Given problem: Using the data below, copy every line that contains the word "this".
-- start Materials provided --
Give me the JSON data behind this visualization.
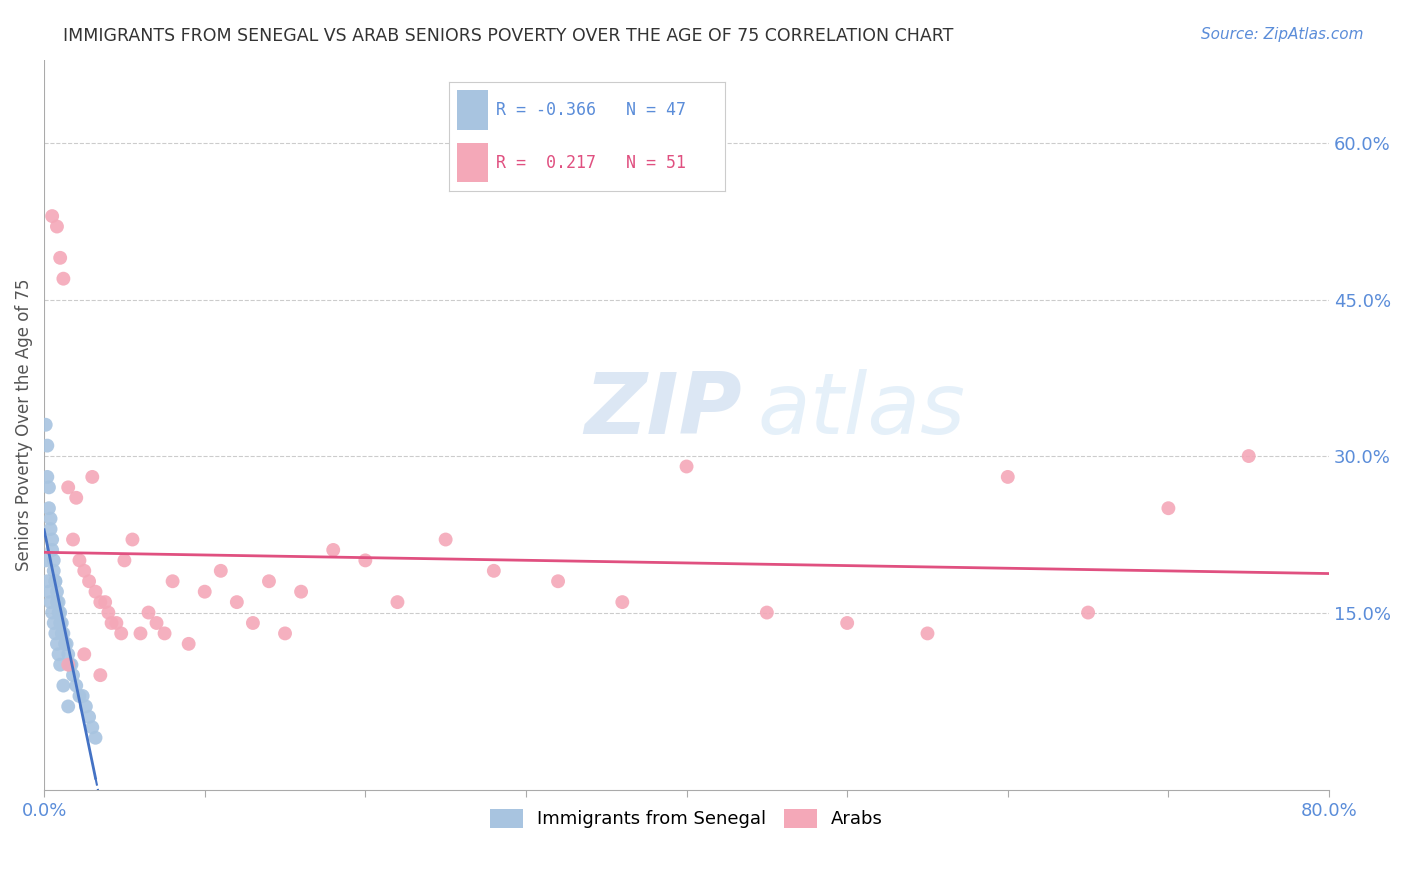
{
  "title": "IMMIGRANTS FROM SENEGAL VS ARAB SENIORS POVERTY OVER THE AGE OF 75 CORRELATION CHART",
  "source": "Source: ZipAtlas.com",
  "ylabel": "Seniors Poverty Over the Age of 75",
  "xlim": [
    0.0,
    0.8
  ],
  "ylim": [
    -0.02,
    0.68
  ],
  "x_ticks": [
    0.0,
    0.1,
    0.2,
    0.3,
    0.4,
    0.5,
    0.6,
    0.7,
    0.8
  ],
  "x_tick_labels_show": {
    "0.0": "0.0%",
    "0.8": "80.0%"
  },
  "y_ticks_right": [
    0.15,
    0.3,
    0.45,
    0.6
  ],
  "y_tick_labels_right": [
    "15.0%",
    "30.0%",
    "45.0%",
    "60.0%"
  ],
  "grid_color": "#cccccc",
  "background_color": "#ffffff",
  "senegal_color": "#a8c4e0",
  "arabs_color": "#f4a8b8",
  "senegal_line_color": "#4472c4",
  "arabs_line_color": "#e05080",
  "senegal_R": -0.366,
  "senegal_N": 47,
  "arabs_R": 0.217,
  "arabs_N": 51,
  "watermark_zip": "ZIP",
  "watermark_atlas": "atlas",
  "legend_label_senegal": "Immigrants from Senegal",
  "legend_label_arabs": "Arabs",
  "senegal_x": [
    0.001,
    0.002,
    0.002,
    0.003,
    0.003,
    0.004,
    0.004,
    0.005,
    0.005,
    0.006,
    0.006,
    0.007,
    0.007,
    0.008,
    0.008,
    0.009,
    0.009,
    0.01,
    0.01,
    0.011,
    0.011,
    0.012,
    0.013,
    0.014,
    0.015,
    0.016,
    0.017,
    0.018,
    0.02,
    0.022,
    0.024,
    0.026,
    0.028,
    0.03,
    0.032,
    0.001,
    0.002,
    0.003,
    0.004,
    0.005,
    0.006,
    0.007,
    0.008,
    0.009,
    0.01,
    0.012,
    0.015
  ],
  "senegal_y": [
    0.33,
    0.31,
    0.28,
    0.27,
    0.25,
    0.24,
    0.23,
    0.22,
    0.21,
    0.2,
    0.19,
    0.18,
    0.18,
    0.17,
    0.16,
    0.16,
    0.15,
    0.15,
    0.14,
    0.14,
    0.13,
    0.13,
    0.12,
    0.12,
    0.11,
    0.1,
    0.1,
    0.09,
    0.08,
    0.07,
    0.07,
    0.06,
    0.05,
    0.04,
    0.03,
    0.2,
    0.18,
    0.17,
    0.16,
    0.15,
    0.14,
    0.13,
    0.12,
    0.11,
    0.1,
    0.08,
    0.06
  ],
  "arabs_x": [
    0.005,
    0.008,
    0.01,
    0.012,
    0.015,
    0.018,
    0.02,
    0.022,
    0.025,
    0.028,
    0.03,
    0.032,
    0.035,
    0.038,
    0.04,
    0.042,
    0.045,
    0.048,
    0.05,
    0.055,
    0.06,
    0.065,
    0.07,
    0.075,
    0.08,
    0.09,
    0.1,
    0.11,
    0.12,
    0.13,
    0.14,
    0.15,
    0.16,
    0.18,
    0.2,
    0.22,
    0.25,
    0.28,
    0.32,
    0.36,
    0.4,
    0.45,
    0.5,
    0.55,
    0.6,
    0.65,
    0.7,
    0.75,
    0.015,
    0.025,
    0.035
  ],
  "arabs_y": [
    0.53,
    0.52,
    0.49,
    0.47,
    0.27,
    0.22,
    0.26,
    0.2,
    0.19,
    0.18,
    0.28,
    0.17,
    0.16,
    0.16,
    0.15,
    0.14,
    0.14,
    0.13,
    0.2,
    0.22,
    0.13,
    0.15,
    0.14,
    0.13,
    0.18,
    0.12,
    0.17,
    0.19,
    0.16,
    0.14,
    0.18,
    0.13,
    0.17,
    0.21,
    0.2,
    0.16,
    0.22,
    0.19,
    0.18,
    0.16,
    0.29,
    0.15,
    0.14,
    0.13,
    0.28,
    0.15,
    0.25,
    0.3,
    0.1,
    0.11,
    0.09
  ]
}
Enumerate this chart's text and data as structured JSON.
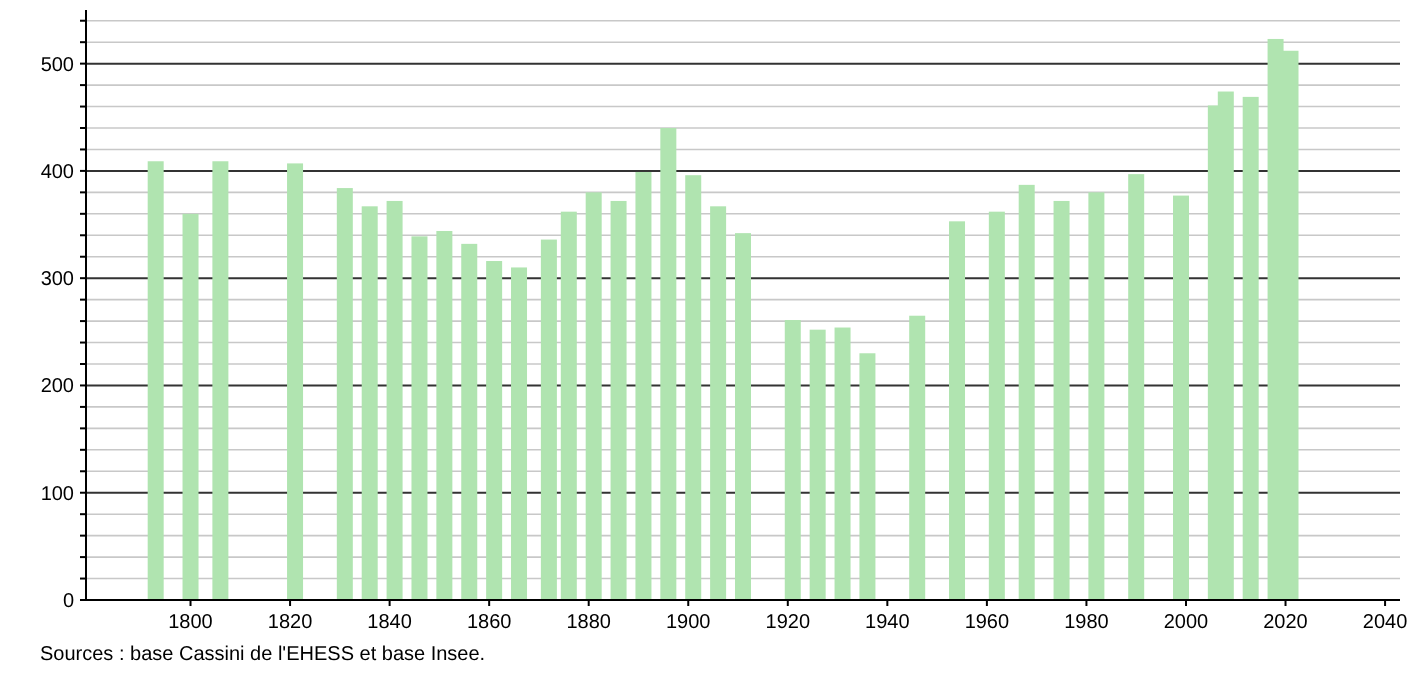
{
  "chart_data": {
    "type": "bar",
    "x": [
      1793,
      1800,
      1806,
      1821,
      1831,
      1836,
      1841,
      1846,
      1851,
      1856,
      1861,
      1866,
      1872,
      1876,
      1881,
      1886,
      1891,
      1896,
      1901,
      1906,
      1911,
      1921,
      1926,
      1931,
      1936,
      1946,
      1954,
      1962,
      1968,
      1975,
      1982,
      1990,
      1999,
      2006,
      2008,
      2013,
      2018,
      2021
    ],
    "values": [
      409,
      360,
      409,
      407,
      384,
      367,
      372,
      339,
      344,
      332,
      316,
      310,
      336,
      362,
      380,
      372,
      399,
      440,
      396,
      367,
      342,
      261,
      252,
      254,
      230,
      265,
      353,
      362,
      387,
      372,
      380,
      397,
      377,
      461,
      474,
      469,
      523,
      512
    ],
    "color": "#b0e4b0",
    "xlim": [
      1779,
      2043
    ],
    "xticks": [
      1800,
      1820,
      1840,
      1860,
      1880,
      1900,
      1920,
      1940,
      1960,
      1980,
      2000,
      2020,
      2040
    ],
    "ylim": [
      0,
      550
    ],
    "yticks": [
      0,
      {
        "value": 20,
        "label": null
      },
      {
        "value": 40,
        "label": null
      },
      {
        "value": 60,
        "label": null
      },
      {
        "value": 80,
        "label": null
      },
      100,
      {
        "value": 120,
        "label": null
      },
      {
        "value": 140,
        "label": null
      },
      {
        "value": 160,
        "label": null
      },
      {
        "value": 180,
        "label": null
      },
      200,
      {
        "value": 220,
        "label": null
      },
      {
        "value": 240,
        "label": null
      },
      {
        "value": 260,
        "label": null
      },
      {
        "value": 280,
        "label": null
      },
      300,
      {
        "value": 320,
        "label": null
      },
      {
        "value": 340,
        "label": null
      },
      {
        "value": 360,
        "label": null
      },
      {
        "value": 380,
        "label": null
      },
      400,
      {
        "value": 420,
        "label": null
      },
      {
        "value": 440,
        "label": null
      },
      {
        "value": 460,
        "label": null
      },
      {
        "value": 480,
        "label": null
      },
      500,
      {
        "value": 520,
        "label": null
      },
      {
        "value": 540,
        "label": null
      }
    ],
    "grid": "y",
    "annotations": [
      "Sources : base Cassini de l'EHESS et base Insee."
    ]
  }
}
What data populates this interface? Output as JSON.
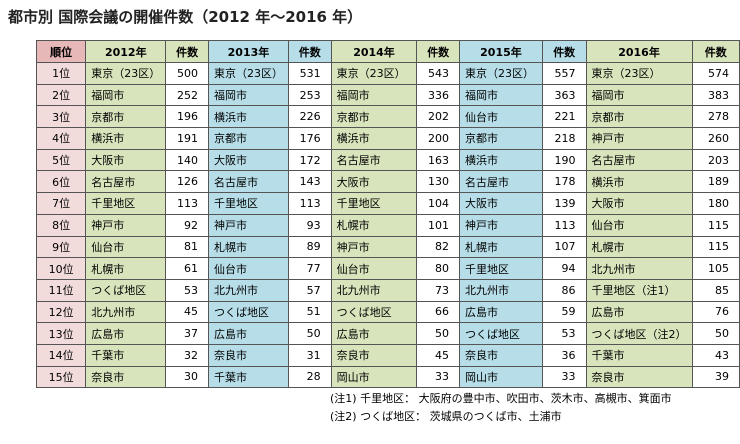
{
  "title": "都市別  国際会議の開催件数（2012 年～2016 年）",
  "table": {
    "header": [
      "順位",
      "2012年",
      "件数",
      "2013年",
      "件数",
      "2014年",
      "件数",
      "2015年",
      "件数",
      "2016年",
      "件数"
    ],
    "rows": [
      [
        "1位",
        "東京（23区）",
        500,
        "東京（23区）",
        531,
        "東京（23区）",
        543,
        "東京（23区）",
        557,
        "東京（23区）",
        574
      ],
      [
        "2位",
        "福岡市",
        252,
        "福岡市",
        253,
        "福岡市",
        336,
        "福岡市",
        363,
        "福岡市",
        383
      ],
      [
        "3位",
        "京都市",
        196,
        "横浜市",
        226,
        "京都市",
        202,
        "仙台市",
        221,
        "京都市",
        278
      ],
      [
        "4位",
        "横浜市",
        191,
        "京都市",
        176,
        "横浜市",
        200,
        "京都市",
        218,
        "神戸市",
        260
      ],
      [
        "5位",
        "大阪市",
        140,
        "大阪市",
        172,
        "名古屋市",
        163,
        "横浜市",
        190,
        "名古屋市",
        203
      ],
      [
        "6位",
        "名古屋市",
        126,
        "名古屋市",
        143,
        "大阪市",
        130,
        "名古屋市",
        178,
        "横浜市",
        189
      ],
      [
        "7位",
        "千里地区",
        113,
        "千里地区",
        113,
        "千里地区",
        104,
        "大阪市",
        139,
        "大阪市",
        180
      ],
      [
        "8位",
        "神戸市",
        92,
        "神戸市",
        93,
        "札幌市",
        101,
        "神戸市",
        113,
        "仙台市",
        115
      ],
      [
        "9位",
        "仙台市",
        81,
        "札幌市",
        89,
        "神戸市",
        82,
        "札幌市",
        107,
        "札幌市",
        115
      ],
      [
        "10位",
        "札幌市",
        61,
        "仙台市",
        77,
        "仙台市",
        80,
        "千里地区",
        94,
        "北九州市",
        105
      ],
      [
        "11位",
        "つくば地区",
        53,
        "北九州市",
        57,
        "北九州市",
        73,
        "北九州市",
        86,
        "千里地区（注1）",
        85
      ],
      [
        "12位",
        "北九州市",
        45,
        "つくば地区",
        51,
        "つくば地区",
        66,
        "広島市",
        59,
        "広島市",
        76
      ],
      [
        "13位",
        "広島市",
        37,
        "広島市",
        50,
        "広島市",
        50,
        "つくば地区",
        53,
        "つくば地区（注2）",
        50
      ],
      [
        "14位",
        "千葉市",
        32,
        "奈良市",
        31,
        "奈良市",
        45,
        "奈良市",
        36,
        "千葉市",
        43
      ],
      [
        "15位",
        "奈良市",
        30,
        "千葉市",
        28,
        "岡山市",
        33,
        "岡山市",
        33,
        "奈良市",
        39
      ]
    ]
  },
  "notes": [
    "(注1) 千里地区：  大阪府の豊中市、吹田市、茨木市、高槻市、箕面市",
    "(注2) つくば地区：  茨城県のつくば市、土浦市"
  ]
}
-- end Materials provided --
Answer to the task:
Give me the JSON data behind this visualization.
Enumerate this chart's text and data as structured JSON.
What data populates this interface? Output as JSON.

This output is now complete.